## BEGIN Extracted records

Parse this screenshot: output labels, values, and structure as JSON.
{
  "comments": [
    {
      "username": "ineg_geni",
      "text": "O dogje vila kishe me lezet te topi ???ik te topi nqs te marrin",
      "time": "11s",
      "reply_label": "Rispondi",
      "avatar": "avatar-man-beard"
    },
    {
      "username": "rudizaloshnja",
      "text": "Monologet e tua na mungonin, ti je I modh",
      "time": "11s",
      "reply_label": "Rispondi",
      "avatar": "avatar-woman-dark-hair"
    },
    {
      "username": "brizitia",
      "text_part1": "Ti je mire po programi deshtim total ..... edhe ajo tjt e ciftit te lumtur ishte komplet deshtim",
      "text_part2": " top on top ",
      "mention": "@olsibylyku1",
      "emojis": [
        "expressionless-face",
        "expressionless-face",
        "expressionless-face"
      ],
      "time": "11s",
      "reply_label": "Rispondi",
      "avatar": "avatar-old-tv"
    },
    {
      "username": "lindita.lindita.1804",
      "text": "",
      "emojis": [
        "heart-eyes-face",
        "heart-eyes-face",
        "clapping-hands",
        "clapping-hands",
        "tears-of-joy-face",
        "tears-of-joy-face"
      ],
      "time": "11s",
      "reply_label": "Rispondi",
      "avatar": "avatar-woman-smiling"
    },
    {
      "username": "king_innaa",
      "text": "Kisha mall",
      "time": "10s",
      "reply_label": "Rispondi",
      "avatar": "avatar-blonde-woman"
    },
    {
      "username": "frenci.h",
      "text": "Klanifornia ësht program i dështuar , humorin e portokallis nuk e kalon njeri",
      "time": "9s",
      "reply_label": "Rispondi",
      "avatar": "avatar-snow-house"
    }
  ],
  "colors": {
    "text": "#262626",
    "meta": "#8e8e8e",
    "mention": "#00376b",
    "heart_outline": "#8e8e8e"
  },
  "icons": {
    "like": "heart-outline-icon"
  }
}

## END Extracted records

**Problem requirements:** Repeat each entry word for word.

**Result of this exercise:**
Parse this screenshot: output labels, values, and structure as JSON.
{
  "comments": [
    {
      "username": "ineg_geni",
      "text": "O dogje vila kishe me lezet te topi ???ik te topi nqs te marrin",
      "time": "11s",
      "reply_label": "Rispondi",
      "avatar": "avatar-man-beard"
    },
    {
      "username": "rudizaloshnja",
      "text": "Monologet e tua na mungonin, ti je I modh",
      "time": "11s",
      "reply_label": "Rispondi",
      "avatar": "avatar-woman-dark-hair"
    },
    {
      "username": "brizitia",
      "text_part1": "Ti je mire po programi deshtim total ..... edhe ajo tjt e ciftit te lumtur ishte komplet deshtim",
      "text_part2": " top on top ",
      "mention": "@olsibylyku1",
      "emojis": [
        "expressionless-face",
        "expressionless-face",
        "expressionless-face"
      ],
      "time": "11s",
      "reply_label": "Rispondi",
      "avatar": "avatar-old-tv"
    },
    {
      "username": "lindita.lindita.1804",
      "text": "",
      "emojis": [
        "heart-eyes-face",
        "heart-eyes-face",
        "clapping-hands",
        "clapping-hands",
        "tears-of-joy-face",
        "tears-of-joy-face"
      ],
      "time": "11s",
      "reply_label": "Rispondi",
      "avatar": "avatar-woman-smiling"
    },
    {
      "username": "king_innaa",
      "text": "Kisha mall",
      "time": "10s",
      "reply_label": "Rispondi",
      "avatar": "avatar-blonde-woman"
    },
    {
      "username": "frenci.h",
      "text": "Klanifornia ësht program i dështuar , humorin e portokallis nuk e kalon njeri",
      "time": "9s",
      "reply_label": "Rispondi",
      "avatar": "avatar-snow-house"
    }
  ],
  "colors": {
    "text": "#262626",
    "meta": "#8e8e8e",
    "mention": "#00376b",
    "heart_outline": "#8e8e8e"
  },
  "icons": {
    "like": "heart-outline-icon"
  }
}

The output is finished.